** start Data to use **
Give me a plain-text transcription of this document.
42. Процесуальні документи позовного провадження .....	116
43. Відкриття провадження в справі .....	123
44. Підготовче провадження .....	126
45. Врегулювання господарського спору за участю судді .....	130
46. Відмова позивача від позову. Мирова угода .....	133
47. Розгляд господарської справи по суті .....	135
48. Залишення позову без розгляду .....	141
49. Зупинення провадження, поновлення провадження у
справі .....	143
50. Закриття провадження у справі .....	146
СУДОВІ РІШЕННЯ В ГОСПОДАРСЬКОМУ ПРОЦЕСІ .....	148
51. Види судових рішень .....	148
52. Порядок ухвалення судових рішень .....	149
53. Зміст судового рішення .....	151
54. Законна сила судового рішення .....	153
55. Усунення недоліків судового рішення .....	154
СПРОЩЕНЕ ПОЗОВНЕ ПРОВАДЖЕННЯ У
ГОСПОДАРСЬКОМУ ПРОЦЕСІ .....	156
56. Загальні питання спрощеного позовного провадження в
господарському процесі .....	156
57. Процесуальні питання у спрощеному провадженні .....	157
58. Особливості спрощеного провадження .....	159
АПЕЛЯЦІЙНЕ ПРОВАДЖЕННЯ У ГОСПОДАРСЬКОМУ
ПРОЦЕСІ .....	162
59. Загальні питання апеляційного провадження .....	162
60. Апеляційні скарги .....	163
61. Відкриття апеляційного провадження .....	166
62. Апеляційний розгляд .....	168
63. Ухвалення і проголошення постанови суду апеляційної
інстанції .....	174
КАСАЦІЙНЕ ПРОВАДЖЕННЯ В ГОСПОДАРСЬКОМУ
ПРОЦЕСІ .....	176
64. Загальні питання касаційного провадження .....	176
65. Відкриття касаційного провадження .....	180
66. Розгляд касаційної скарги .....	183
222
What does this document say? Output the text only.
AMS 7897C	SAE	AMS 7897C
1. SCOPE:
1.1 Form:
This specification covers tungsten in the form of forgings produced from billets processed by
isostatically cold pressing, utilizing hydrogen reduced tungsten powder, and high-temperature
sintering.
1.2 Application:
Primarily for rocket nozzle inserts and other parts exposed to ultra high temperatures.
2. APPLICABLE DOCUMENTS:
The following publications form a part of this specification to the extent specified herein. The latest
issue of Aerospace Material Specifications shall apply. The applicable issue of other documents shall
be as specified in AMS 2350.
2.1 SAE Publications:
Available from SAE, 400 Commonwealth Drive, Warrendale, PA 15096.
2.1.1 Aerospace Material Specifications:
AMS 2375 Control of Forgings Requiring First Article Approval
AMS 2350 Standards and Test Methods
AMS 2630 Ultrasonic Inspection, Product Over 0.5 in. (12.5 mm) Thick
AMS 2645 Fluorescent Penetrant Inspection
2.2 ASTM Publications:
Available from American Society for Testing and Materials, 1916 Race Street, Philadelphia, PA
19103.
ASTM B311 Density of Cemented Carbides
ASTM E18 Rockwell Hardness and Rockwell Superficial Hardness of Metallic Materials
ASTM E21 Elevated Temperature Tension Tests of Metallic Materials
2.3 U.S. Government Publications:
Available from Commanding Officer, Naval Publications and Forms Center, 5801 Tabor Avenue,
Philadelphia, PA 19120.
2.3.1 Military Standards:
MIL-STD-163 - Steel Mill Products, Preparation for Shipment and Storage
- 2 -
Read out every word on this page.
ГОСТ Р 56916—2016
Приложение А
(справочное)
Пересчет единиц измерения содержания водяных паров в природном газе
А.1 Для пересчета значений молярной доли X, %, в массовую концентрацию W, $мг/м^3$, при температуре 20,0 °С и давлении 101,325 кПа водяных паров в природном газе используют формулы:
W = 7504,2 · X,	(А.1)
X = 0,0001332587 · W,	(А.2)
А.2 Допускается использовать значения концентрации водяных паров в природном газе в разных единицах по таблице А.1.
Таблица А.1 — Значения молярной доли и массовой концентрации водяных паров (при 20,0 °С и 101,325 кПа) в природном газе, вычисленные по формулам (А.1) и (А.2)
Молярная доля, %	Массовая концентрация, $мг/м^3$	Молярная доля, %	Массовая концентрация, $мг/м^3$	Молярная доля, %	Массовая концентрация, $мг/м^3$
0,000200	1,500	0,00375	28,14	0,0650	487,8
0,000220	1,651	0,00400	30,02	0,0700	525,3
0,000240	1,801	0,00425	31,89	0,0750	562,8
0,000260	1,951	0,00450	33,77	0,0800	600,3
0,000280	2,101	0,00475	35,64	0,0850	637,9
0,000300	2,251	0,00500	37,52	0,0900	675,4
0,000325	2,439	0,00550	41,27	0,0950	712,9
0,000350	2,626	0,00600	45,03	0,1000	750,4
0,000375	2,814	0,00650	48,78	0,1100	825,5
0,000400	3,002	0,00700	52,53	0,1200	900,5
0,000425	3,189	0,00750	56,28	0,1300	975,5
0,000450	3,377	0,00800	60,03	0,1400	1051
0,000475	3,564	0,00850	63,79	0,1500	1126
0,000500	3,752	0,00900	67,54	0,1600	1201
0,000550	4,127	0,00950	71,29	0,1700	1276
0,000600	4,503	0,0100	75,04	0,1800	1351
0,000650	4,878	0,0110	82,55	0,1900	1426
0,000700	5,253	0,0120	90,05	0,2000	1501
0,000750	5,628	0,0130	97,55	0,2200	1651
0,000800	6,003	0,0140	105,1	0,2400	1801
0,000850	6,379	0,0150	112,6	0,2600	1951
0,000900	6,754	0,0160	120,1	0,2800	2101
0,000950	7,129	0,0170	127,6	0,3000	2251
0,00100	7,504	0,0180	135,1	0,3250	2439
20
** end Data to use **
## What you need to do
Reproduce the records in full, exactly as written.

## Output of the task
Give me a plain-text transcription of this document.
42. Процесуальні документи позовного провадження .....	116
43. Відкриття провадження в справі .....	123
44. Підготовче провадження .....	126
45. Врегулювання господарського спору за участю судді .....	130
46. Відмова позивача від позову. Мирова угода .....	133
47. Розгляд господарської справи по суті .....	135
48. Залишення позову без розгляду .....	141
49. Зупинення провадження, поновлення провадження у
справі .....	143
50. Закриття провадження у справі .....	146
СУДОВІ РІШЕННЯ В ГОСПОДАРСЬКОМУ ПРОЦЕСІ .....	148
51. Види судових рішень .....	148
52. Порядок ухвалення судових рішень .....	149
53. Зміст судового рішення .....	151
54. Законна сила судового рішення .....	153
55. Усунення недоліків судового рішення .....	154
СПРОЩЕНЕ ПОЗОВНЕ ПРОВАДЖЕННЯ У
ГОСПОДАРСЬКОМУ ПРОЦЕСІ .....	156
56. Загальні питання спрощеного позовного провадження в
господарському процесі .....	156
57. Процесуальні питання у спрощеному провадженні .....	157
58. Особливості спрощеного провадження .....	159
АПЕЛЯЦІЙНЕ ПРОВАДЖЕННЯ У ГОСПОДАРСЬКОМУ
ПРОЦЕСІ .....	162
59. Загальні питання апеляційного провадження .....	162
60. Апеляційні скарги .....	163
61. Відкриття апеляційного провадження .....	166
62. Апеляційний розгляд .....	168
63. Ухвалення і проголошення постанови суду апеляційної
інстанції .....	174
КАСАЦІЙНЕ ПРОВАДЖЕННЯ В ГОСПОДАРСЬКОМУ
ПРОЦЕСІ .....	176
64. Загальні питання касаційного провадження .....	176
65. Відкриття касаційного провадження .....	180
66. Розгляд касаційної скарги .....	183
222
What does this document say? Output the text only.
AMS 7897C	SAE	AMS 7897C
1. SCOPE:
1.1 Form:
This specification covers tungsten in the form of forgings produced from billets processed by
isostatically cold pressing, utilizing hydrogen reduced tungsten powder, and high-temperature
sintering.
1.2 Application:
Primarily for rocket nozzle inserts and other parts exposed to ultra high temperatures.
2. APPLICABLE DOCUMENTS:
The following publications form a part of this specification to the extent specified herein. The latest
issue of Aerospace Material Specifications shall apply. The applicable issue of other documents shall
be as specified in AMS 2350.
2.1 SAE Publications:
Available from SAE, 400 Commonwealth Drive, Warrendale, PA 15096.
2.1.1 Aerospace Material Specifications:
AMS 2375 Control of Forgings Requiring First Article Approval
AMS 2350 Standards and Test Methods
AMS 2630 Ultrasonic Inspection, Product Over 0.5 in. (12.5 mm) Thick
AMS 2645 Fluorescent Penetrant Inspection
2.2 ASTM Publications:
Available from American Society for Testing and Materials, 1916 Race Street, Philadelphia, PA
19103.
ASTM B311 Density of Cemented Carbides
ASTM E18 Rockwell Hardness and Rockwell Superficial Hardness of Metallic Materials
ASTM E21 Elevated Temperature Tension Tests of Metallic Materials
2.3 U.S. Government Publications:
Available from Commanding Officer, Naval Publications and Forms Center, 5801 Tabor Avenue,
Philadelphia, PA 19120.
2.3.1 Military Standards:
MIL-STD-163 - Steel Mill Products, Preparation for Shipment and Storage
- 2 -
Read out every word on this page.
ГОСТ Р 56916—2016
Приложение А
(справочное)
Пересчет единиц измерения содержания водяных паров в природном газе
А.1 Для пересчета значений молярной доли X, %, в массовую концентрацию W, $мг/м^3$, при температуре 20,0 °С и давлении 101,325 кПа водяных паров в природном газе используют формулы:
W = 7504,2 · X,	(А.1)
X = 0,0001332587 · W,	(А.2)
А.2 Допускается использовать значения концентрации водяных паров в природном газе в разных единицах по таблице А.1.
Таблица А.1 — Значения молярной доли и массовой концентрации водяных паров (при 20,0 °С и 101,325 кПа) в природном газе, вычисленные по формулам (А.1) и (А.2)
Молярная доля, %	Массовая концентрация, $мг/м^3$	Молярная доля, %	Массовая концентрация, $мг/м^3$	Молярная доля, %	Массовая концентрация, $мг/м^3$
0,000200	1,500	0,00375	28,14	0,0650	487,8
0,000220	1,651	0,00400	30,02	0,0700	525,3
0,000240	1,801	0,00425	31,89	0,0750	562,8
0,000260	1,951	0,00450	33,77	0,0800	600,3
0,000280	2,101	0,00475	35,64	0,0850	637,9
0,000300	2,251	0,00500	37,52	0,0900	675,4
0,000325	2,439	0,00550	41,27	0,0950	712,9
0,000350	2,626	0,00600	45,03	0,1000	750,4
0,000375	2,814	0,00650	48,78	0,1100	825,5
0,000400	3,002	0,00700	52,53	0,1200	900,5
0,000425	3,189	0,00750	56,28	0,1300	975,5
0,000450	3,377	0,00800	60,03	0,1400	1051
0,000475	3,564	0,00850	63,79	0,1500	1126
0,000500	3,752	0,00900	67,54	0,1600	1201
0,000550	4,127	0,00950	71,29	0,1700	1276
0,000600	4,503	0,0100	75,04	0,1800	1351
0,000650	4,878	0,0110	82,55	0,1900	1426
0,000700	5,253	0,0120	90,05	0,2000	1501
0,000750	5,628	0,0130	97,55	0,2200	1651
0,000800	6,003	0,0140	105,1	0,2400	1801
0,000850	6,379	0,0150	112,6	0,2600	1951
0,000900	6,754	0,0160	120,1	0,2800	2101
0,000950	7,129	0,0170	127,6	0,3000	2251
0,00100	7,504	0,0180	135,1	0,3250	2439
20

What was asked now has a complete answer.